## [PROVIDED MATERIAL]
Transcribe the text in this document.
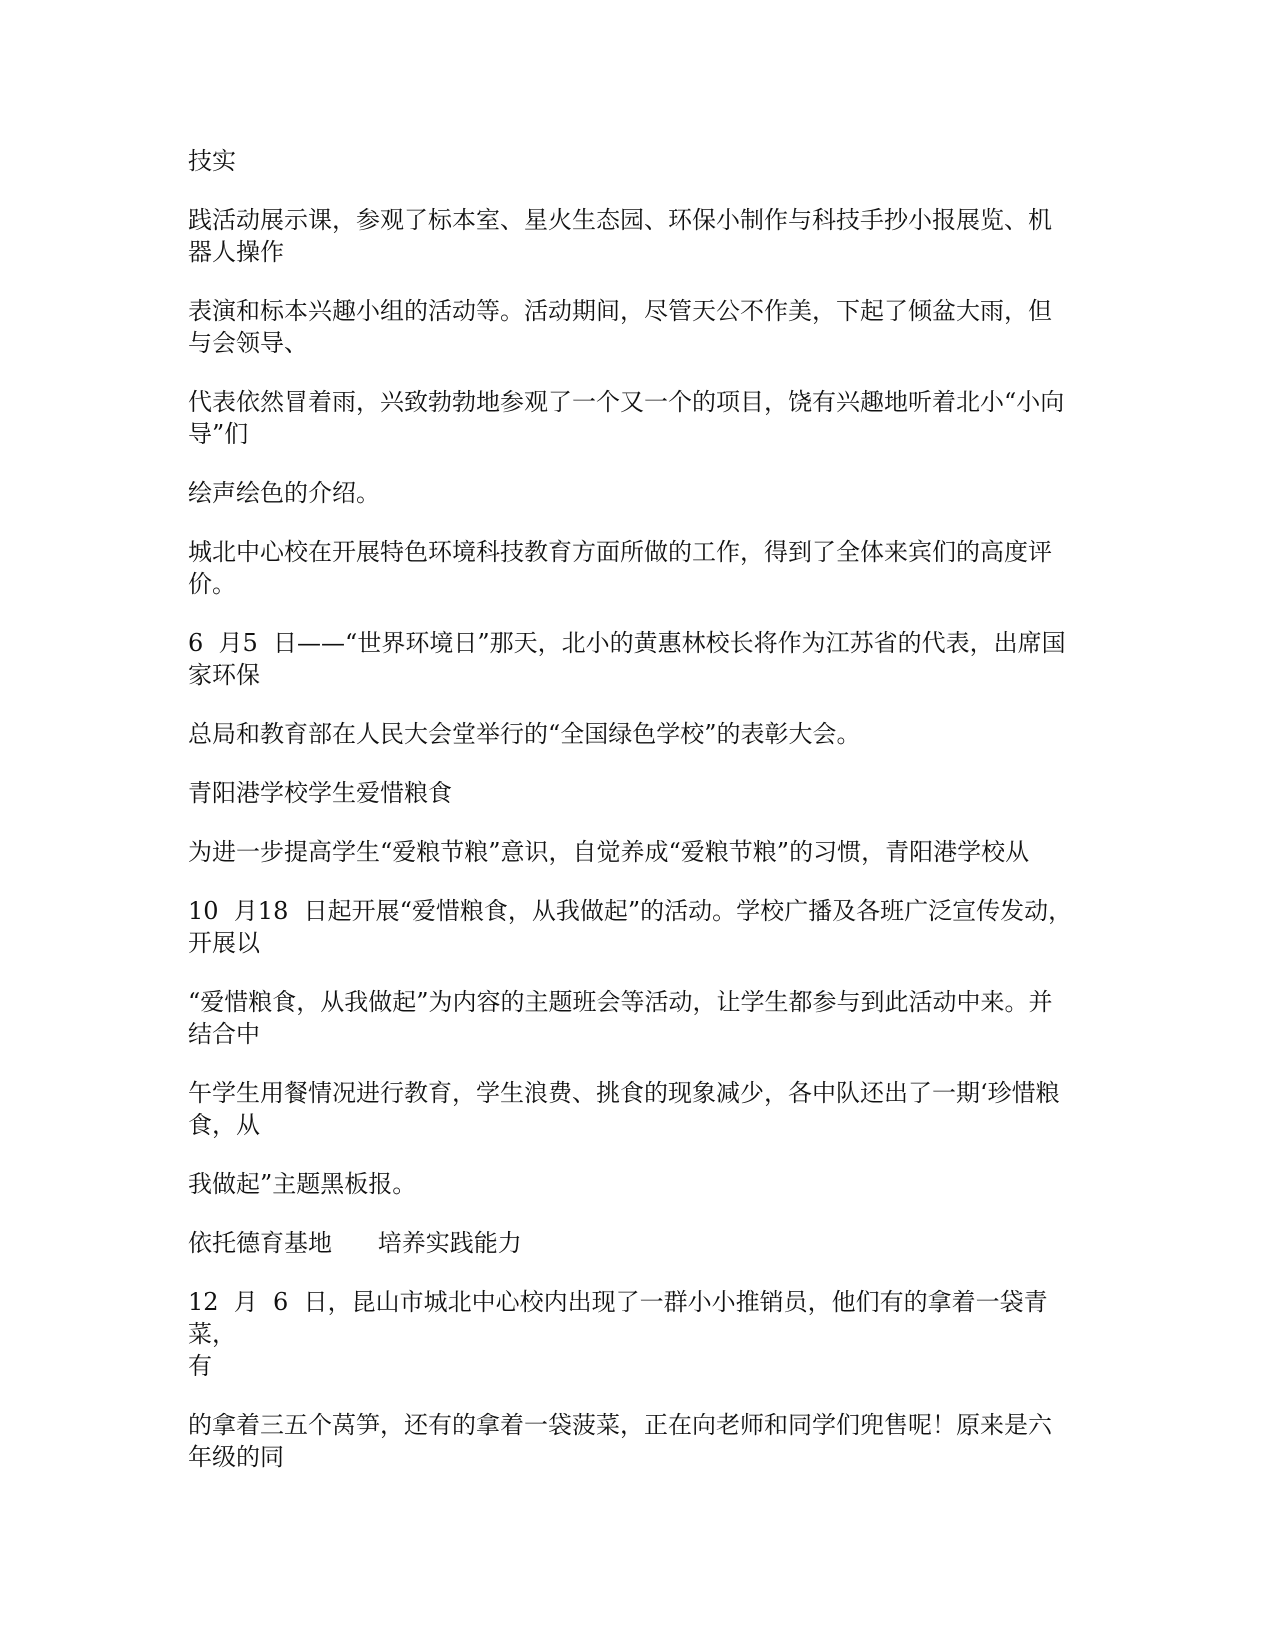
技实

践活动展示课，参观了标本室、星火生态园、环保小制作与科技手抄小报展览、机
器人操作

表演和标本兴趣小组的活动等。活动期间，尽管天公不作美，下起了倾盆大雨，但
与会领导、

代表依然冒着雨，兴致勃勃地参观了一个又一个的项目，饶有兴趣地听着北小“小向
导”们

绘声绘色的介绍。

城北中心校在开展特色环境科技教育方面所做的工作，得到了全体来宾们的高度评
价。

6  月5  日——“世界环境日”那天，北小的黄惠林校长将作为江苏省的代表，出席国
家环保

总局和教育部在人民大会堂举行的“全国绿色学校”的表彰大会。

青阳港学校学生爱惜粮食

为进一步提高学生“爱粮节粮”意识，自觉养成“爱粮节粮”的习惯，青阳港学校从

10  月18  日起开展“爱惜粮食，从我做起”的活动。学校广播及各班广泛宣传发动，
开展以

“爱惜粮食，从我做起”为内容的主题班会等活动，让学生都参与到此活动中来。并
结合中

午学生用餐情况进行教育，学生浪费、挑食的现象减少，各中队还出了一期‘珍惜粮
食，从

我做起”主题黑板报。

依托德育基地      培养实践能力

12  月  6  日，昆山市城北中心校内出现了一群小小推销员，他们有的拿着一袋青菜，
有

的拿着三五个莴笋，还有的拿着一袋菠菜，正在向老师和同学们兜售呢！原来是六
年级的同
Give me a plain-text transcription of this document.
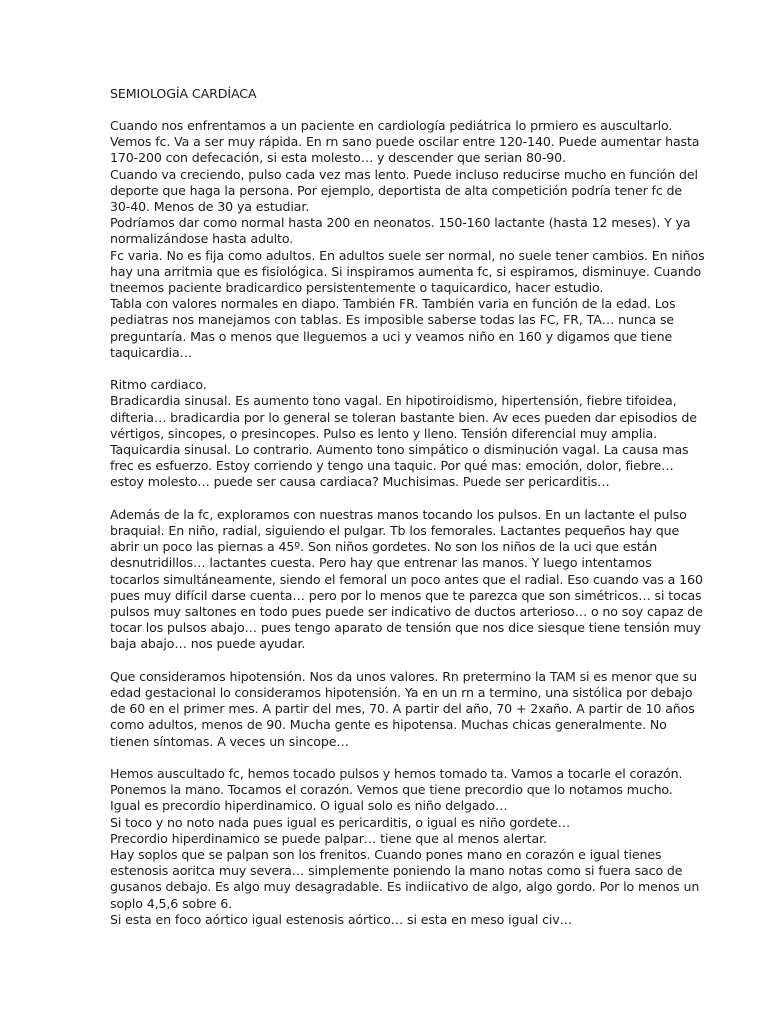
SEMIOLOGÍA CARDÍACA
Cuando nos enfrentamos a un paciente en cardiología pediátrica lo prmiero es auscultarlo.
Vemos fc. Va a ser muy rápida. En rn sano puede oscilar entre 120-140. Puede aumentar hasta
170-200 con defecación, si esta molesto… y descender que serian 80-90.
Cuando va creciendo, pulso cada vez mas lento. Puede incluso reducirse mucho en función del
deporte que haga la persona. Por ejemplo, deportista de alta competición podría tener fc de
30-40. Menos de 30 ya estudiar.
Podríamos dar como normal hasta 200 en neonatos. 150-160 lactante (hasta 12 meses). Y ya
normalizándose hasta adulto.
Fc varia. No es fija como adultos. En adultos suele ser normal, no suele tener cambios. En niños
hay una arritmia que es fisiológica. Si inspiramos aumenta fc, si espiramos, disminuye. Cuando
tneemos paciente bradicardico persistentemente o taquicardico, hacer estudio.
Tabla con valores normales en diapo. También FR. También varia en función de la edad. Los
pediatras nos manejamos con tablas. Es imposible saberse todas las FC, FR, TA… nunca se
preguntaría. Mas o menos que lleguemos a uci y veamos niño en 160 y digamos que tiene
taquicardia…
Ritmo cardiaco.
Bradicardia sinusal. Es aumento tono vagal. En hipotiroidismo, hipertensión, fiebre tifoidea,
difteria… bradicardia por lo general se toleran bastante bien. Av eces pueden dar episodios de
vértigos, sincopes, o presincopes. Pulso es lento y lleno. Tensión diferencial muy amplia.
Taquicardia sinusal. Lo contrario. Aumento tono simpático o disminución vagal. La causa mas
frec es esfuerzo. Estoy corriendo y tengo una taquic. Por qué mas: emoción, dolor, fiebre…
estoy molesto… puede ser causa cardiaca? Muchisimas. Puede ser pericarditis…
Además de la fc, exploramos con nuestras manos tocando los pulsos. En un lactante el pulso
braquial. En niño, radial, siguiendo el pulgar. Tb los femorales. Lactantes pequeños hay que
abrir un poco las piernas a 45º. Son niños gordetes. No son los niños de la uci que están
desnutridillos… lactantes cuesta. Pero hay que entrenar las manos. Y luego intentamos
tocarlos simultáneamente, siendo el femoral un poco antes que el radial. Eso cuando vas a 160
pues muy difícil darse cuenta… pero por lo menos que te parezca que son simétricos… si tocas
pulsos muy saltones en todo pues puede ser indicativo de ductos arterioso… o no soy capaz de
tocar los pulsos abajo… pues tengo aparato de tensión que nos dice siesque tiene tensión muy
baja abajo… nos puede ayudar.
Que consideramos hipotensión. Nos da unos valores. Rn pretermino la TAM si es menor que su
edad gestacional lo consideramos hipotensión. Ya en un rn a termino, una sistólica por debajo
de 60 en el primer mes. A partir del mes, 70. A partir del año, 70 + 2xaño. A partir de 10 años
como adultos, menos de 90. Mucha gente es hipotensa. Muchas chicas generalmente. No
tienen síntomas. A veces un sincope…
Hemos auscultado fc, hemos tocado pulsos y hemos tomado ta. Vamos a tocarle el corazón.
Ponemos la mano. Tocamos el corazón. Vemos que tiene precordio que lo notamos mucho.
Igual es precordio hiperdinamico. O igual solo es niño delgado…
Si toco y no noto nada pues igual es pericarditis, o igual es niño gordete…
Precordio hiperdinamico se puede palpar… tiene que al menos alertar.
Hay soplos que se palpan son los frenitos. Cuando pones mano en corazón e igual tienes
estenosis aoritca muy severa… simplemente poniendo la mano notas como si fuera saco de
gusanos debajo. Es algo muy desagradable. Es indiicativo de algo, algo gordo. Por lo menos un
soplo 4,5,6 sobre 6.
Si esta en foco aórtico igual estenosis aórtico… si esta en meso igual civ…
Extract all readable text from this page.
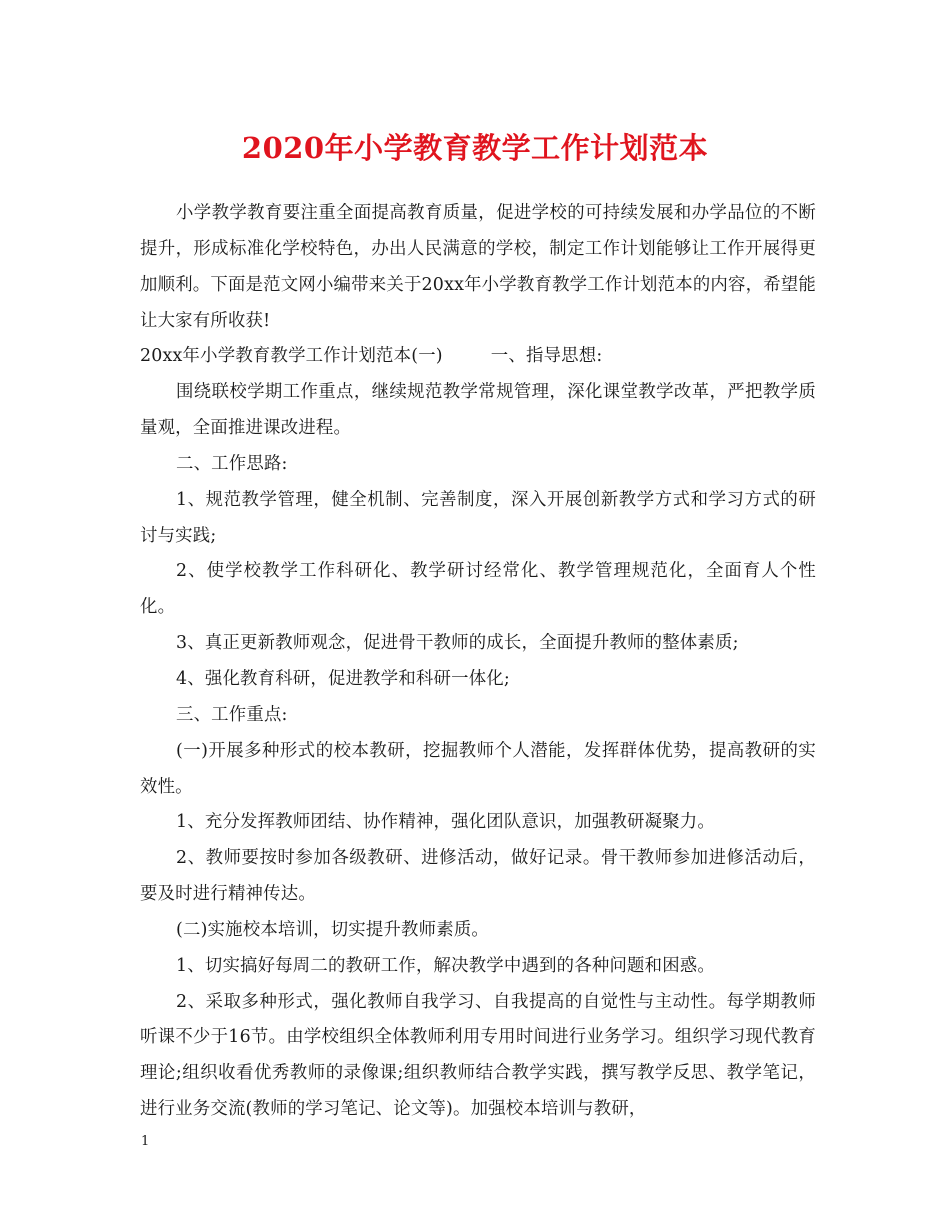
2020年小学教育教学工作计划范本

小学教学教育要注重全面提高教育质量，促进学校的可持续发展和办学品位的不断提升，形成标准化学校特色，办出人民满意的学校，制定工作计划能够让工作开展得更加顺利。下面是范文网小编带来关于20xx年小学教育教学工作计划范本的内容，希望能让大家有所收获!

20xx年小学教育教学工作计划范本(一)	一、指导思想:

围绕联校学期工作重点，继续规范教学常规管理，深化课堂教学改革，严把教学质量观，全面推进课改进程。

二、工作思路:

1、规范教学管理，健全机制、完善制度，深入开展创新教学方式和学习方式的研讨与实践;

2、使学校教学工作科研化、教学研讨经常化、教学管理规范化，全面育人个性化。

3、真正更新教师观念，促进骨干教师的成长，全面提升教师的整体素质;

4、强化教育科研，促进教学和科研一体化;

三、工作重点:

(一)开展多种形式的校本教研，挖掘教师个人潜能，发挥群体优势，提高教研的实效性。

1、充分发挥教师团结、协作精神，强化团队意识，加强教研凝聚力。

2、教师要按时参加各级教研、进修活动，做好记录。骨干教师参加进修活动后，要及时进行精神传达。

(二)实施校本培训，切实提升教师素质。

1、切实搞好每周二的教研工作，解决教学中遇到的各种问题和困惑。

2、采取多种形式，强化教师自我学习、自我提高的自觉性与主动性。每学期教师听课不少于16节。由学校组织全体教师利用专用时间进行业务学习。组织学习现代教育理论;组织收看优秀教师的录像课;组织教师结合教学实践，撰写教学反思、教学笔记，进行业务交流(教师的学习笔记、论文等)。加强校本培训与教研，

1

## [THE REQUEST]
Find the lines containing "pericarditis" and list every one of them.

## [EXERCISE OUTPUT]
estoy molesto… puede ser causa cardiaca? Muchisimas. Puede ser pericarditis…
Si toco y no noto nada pues igual es pericarditis, o igual es niño gordete…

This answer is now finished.